◆ **Work to do**
Keep every line where the word "Surgical" appears; drop the rest.

◆ **Data for this exercise**
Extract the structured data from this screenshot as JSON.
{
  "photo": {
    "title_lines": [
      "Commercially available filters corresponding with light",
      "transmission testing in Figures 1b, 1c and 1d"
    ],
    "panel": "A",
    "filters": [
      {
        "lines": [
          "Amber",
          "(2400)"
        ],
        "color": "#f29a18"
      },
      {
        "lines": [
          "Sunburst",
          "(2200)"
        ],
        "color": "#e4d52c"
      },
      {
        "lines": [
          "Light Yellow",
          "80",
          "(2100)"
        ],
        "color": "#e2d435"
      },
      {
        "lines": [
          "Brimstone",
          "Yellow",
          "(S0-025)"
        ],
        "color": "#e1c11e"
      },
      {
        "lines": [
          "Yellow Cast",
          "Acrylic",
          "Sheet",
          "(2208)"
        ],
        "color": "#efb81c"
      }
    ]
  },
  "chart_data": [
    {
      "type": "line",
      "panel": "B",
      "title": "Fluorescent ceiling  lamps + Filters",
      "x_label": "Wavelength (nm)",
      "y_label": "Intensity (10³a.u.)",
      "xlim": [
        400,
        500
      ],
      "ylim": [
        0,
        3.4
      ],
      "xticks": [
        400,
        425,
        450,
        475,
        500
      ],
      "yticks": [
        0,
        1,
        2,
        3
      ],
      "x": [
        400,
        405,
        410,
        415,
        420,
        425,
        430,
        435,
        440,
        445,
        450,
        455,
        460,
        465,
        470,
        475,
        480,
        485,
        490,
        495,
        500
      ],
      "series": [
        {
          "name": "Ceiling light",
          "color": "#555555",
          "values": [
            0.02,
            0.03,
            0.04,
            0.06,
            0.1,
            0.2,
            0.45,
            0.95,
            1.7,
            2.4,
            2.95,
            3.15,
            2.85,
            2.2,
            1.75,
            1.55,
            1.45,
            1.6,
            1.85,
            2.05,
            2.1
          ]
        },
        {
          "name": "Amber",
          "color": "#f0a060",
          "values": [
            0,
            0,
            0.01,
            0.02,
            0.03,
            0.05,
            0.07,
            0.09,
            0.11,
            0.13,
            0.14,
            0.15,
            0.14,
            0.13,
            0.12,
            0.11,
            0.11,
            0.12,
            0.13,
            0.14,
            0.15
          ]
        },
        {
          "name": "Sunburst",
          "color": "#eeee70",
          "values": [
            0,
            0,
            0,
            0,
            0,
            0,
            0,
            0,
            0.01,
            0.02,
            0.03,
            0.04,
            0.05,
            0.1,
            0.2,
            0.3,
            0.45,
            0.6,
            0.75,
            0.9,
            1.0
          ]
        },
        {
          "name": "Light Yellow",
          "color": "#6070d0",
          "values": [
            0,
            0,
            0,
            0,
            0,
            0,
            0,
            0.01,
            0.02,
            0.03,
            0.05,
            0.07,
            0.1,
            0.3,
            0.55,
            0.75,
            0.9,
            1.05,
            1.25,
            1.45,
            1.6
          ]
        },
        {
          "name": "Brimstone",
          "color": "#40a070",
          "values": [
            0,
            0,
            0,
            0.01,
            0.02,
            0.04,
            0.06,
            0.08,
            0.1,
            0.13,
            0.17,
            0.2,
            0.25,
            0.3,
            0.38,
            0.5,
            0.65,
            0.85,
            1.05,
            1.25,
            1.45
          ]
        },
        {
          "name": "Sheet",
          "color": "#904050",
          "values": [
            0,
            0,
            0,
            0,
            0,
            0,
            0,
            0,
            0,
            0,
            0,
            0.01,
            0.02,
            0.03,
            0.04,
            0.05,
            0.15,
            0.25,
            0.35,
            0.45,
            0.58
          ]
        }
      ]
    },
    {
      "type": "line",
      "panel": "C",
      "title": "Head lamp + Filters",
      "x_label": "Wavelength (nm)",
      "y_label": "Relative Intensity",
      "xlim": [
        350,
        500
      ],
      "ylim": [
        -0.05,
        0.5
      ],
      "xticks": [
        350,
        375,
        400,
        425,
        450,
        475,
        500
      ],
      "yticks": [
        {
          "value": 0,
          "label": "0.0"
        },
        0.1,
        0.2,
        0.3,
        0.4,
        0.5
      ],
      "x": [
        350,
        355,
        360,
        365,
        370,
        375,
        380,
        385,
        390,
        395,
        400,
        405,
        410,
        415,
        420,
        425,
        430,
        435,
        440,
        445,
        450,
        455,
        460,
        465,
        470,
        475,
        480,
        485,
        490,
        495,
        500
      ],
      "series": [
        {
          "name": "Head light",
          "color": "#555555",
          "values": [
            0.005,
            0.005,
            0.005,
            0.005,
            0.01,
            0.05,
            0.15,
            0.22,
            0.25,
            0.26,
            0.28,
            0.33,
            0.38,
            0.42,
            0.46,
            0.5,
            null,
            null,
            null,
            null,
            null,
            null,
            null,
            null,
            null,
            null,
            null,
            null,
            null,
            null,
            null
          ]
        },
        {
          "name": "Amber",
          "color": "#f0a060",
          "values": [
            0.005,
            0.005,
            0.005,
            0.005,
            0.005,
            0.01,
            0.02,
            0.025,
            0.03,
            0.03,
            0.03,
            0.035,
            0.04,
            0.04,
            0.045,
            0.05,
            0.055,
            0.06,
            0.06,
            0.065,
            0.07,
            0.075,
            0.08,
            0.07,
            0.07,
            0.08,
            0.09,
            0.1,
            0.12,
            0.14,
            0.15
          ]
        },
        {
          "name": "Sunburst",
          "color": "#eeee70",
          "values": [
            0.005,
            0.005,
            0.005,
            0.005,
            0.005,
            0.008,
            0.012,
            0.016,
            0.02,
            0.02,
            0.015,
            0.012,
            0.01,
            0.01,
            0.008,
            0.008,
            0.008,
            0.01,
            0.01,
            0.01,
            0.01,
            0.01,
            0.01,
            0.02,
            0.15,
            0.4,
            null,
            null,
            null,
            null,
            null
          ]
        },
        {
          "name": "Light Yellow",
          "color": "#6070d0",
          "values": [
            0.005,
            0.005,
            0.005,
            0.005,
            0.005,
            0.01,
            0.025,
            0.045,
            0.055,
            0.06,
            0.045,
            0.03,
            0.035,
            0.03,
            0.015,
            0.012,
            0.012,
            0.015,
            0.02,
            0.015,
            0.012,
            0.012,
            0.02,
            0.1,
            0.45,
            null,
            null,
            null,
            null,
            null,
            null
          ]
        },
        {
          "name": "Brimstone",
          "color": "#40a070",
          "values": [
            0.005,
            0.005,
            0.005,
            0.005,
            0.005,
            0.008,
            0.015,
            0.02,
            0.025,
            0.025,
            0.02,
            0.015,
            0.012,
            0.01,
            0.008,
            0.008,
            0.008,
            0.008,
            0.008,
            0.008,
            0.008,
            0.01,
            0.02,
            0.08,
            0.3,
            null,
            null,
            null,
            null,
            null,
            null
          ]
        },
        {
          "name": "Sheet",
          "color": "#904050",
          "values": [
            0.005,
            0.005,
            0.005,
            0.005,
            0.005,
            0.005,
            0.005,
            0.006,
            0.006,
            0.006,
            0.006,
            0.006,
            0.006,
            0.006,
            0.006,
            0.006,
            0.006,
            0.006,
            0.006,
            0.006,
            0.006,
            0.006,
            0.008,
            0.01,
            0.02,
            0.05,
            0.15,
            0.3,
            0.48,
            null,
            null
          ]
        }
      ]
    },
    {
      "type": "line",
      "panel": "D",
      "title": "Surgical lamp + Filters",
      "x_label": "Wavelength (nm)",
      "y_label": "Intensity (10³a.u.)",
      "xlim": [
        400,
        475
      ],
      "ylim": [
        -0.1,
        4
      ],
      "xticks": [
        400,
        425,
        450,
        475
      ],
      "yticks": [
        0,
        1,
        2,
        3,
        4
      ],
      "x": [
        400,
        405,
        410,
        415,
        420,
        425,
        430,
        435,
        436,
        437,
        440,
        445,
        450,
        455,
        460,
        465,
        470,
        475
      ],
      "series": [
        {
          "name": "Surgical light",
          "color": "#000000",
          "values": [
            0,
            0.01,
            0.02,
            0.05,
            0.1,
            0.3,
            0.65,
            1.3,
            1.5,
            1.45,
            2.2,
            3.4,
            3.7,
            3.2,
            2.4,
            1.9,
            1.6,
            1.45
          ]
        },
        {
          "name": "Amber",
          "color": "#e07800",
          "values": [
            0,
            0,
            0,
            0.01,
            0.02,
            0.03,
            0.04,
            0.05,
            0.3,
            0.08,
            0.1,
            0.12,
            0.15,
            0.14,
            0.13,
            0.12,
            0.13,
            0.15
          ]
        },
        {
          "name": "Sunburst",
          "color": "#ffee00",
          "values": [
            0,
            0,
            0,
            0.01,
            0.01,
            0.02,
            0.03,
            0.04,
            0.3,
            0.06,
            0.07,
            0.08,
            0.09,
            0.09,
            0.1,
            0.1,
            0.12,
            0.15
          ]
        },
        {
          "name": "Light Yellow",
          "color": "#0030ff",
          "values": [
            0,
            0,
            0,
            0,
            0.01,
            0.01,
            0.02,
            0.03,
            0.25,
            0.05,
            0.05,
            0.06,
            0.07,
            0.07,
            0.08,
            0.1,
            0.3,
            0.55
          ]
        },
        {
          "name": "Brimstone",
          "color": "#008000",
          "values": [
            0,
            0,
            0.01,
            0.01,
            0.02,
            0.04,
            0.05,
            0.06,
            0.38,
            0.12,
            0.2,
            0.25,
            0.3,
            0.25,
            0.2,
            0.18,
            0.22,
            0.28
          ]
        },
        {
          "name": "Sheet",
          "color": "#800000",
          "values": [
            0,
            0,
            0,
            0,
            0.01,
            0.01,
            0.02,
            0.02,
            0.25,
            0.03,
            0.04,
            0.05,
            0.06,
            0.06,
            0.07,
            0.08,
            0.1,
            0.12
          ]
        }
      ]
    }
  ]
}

* * *

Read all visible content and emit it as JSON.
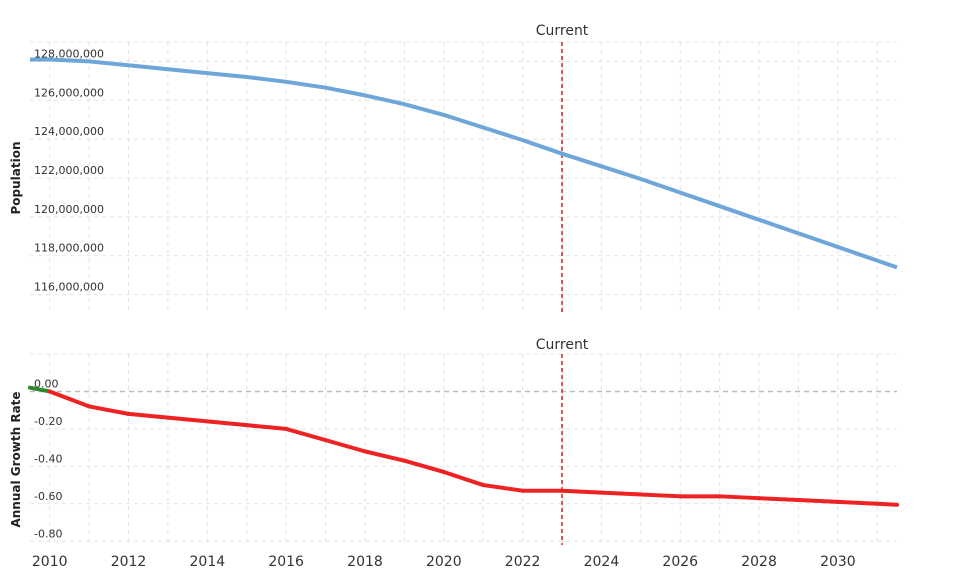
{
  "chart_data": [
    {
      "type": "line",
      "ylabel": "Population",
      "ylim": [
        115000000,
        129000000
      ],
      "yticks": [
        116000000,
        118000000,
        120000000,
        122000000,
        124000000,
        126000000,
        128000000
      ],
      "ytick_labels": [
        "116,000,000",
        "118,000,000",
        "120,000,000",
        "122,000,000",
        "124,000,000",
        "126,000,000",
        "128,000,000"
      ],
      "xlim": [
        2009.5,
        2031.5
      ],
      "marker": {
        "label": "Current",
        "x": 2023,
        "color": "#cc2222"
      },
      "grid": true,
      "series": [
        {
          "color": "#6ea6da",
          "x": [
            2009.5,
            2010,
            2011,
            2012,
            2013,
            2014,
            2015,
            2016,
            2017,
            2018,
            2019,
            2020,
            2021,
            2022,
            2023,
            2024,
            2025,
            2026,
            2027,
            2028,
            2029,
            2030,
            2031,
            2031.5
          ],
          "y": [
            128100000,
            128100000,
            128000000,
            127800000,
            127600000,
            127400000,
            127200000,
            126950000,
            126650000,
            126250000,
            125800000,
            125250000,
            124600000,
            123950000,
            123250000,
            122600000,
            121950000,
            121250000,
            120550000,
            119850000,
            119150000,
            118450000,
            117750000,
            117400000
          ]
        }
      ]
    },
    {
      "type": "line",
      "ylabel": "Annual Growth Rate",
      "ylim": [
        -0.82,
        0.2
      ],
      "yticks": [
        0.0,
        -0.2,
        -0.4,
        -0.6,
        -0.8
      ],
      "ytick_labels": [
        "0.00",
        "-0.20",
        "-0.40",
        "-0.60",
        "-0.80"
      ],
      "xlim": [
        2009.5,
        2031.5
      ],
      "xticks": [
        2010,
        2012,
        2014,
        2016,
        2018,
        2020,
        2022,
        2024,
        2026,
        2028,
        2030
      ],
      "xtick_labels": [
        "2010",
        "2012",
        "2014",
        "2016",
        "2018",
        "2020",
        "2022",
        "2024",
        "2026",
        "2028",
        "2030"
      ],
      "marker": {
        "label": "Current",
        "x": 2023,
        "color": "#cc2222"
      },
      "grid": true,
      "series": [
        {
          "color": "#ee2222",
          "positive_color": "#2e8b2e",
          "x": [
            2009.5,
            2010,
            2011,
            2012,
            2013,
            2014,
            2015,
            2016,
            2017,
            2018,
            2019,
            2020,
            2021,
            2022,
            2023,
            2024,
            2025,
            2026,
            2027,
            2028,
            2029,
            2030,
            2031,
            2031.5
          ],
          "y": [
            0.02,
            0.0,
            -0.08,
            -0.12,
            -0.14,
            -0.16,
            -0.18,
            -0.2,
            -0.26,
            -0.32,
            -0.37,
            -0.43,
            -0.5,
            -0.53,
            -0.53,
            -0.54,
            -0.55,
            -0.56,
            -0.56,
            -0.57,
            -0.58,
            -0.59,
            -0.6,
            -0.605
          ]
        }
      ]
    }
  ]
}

◆ **Result for this task**
      "title": "Surgical lamp + Filters",
          "name": "Surgical light",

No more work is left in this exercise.